Stored data -
-- BEGIN --

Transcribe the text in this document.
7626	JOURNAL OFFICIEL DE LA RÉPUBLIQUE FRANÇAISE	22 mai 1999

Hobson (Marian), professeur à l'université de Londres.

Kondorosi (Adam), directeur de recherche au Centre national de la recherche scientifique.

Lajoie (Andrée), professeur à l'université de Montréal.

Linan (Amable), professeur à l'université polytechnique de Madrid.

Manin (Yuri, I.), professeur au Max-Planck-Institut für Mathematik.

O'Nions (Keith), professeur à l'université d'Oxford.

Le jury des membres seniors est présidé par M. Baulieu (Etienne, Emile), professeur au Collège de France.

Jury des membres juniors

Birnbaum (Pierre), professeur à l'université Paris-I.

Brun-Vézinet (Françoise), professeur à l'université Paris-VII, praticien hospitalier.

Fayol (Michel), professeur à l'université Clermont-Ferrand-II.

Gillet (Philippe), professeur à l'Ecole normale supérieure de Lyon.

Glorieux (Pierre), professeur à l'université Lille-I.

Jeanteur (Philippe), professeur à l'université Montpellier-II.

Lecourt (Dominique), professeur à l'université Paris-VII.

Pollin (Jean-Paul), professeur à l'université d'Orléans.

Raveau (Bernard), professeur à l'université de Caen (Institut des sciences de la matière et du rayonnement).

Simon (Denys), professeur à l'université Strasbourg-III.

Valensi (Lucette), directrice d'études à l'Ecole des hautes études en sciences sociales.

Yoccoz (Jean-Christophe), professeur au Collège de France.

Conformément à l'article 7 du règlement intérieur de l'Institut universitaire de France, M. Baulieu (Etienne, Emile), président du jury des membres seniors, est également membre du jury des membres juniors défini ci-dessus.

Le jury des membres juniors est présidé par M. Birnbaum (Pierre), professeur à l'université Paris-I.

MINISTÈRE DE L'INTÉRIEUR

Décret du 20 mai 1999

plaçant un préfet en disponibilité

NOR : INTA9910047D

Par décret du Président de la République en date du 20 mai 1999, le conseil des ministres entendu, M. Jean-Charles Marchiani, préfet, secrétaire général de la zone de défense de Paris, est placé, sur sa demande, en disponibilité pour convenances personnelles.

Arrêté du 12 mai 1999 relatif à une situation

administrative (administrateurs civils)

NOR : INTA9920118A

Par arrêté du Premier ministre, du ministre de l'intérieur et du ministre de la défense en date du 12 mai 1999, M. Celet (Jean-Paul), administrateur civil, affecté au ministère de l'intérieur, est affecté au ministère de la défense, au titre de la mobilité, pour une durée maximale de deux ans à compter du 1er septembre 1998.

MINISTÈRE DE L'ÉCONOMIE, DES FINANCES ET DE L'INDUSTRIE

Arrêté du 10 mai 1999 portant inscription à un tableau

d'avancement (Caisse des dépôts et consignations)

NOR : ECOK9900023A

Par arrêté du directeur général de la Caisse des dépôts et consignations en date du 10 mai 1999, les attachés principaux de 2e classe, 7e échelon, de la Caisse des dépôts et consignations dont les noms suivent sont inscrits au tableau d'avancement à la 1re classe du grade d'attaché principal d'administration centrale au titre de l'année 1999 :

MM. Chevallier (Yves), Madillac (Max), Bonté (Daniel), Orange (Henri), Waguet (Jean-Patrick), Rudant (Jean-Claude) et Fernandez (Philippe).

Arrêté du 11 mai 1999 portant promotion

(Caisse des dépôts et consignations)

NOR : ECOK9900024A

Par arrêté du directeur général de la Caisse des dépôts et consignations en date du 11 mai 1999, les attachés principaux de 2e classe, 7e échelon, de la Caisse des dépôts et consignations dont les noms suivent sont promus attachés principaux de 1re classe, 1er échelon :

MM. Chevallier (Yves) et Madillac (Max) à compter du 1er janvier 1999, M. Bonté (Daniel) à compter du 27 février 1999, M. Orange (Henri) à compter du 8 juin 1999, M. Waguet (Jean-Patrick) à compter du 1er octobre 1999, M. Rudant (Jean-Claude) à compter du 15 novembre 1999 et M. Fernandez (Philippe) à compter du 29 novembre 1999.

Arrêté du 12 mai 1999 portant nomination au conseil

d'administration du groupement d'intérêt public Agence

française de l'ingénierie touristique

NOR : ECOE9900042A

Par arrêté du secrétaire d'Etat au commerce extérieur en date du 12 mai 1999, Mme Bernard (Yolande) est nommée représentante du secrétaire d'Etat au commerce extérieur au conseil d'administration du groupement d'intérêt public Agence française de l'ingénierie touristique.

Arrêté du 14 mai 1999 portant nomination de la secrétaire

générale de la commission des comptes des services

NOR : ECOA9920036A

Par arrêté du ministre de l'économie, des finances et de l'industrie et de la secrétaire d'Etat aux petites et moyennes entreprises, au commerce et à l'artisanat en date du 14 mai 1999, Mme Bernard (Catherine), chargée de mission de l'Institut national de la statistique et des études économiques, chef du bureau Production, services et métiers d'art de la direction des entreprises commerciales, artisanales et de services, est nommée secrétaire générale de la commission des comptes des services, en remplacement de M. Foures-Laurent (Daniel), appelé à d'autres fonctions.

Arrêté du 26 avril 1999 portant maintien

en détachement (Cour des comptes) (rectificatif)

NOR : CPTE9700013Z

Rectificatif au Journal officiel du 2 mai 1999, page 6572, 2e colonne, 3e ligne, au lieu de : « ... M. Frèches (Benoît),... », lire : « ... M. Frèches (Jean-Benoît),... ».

-- END --

Brief -
Copy out every line holding the string "Madillac".

Exercise result -
MM. Chevallier (Yves), Madillac (Max), Bonté (Daniel), Orange (Henri), Waguet (Jean-Patrick), Rudant (Jean-Claude) et Fernandez (Philippe).
MM. Chevallier (Yves) et Madillac (Max) à compter du 1er janvier 1999, M. Bonté (Daniel) à compter du 27 février 1999, M. Orange (Henri) à compter du 8 juin 1999, M. Waguet (Jean-Patrick) à compter du 1er octobre 1999, M. Rudant (Jean-Claude) à compter du 15 novembre 1999 et M. Fernandez (Philippe) à compter du 29 novembre 1999.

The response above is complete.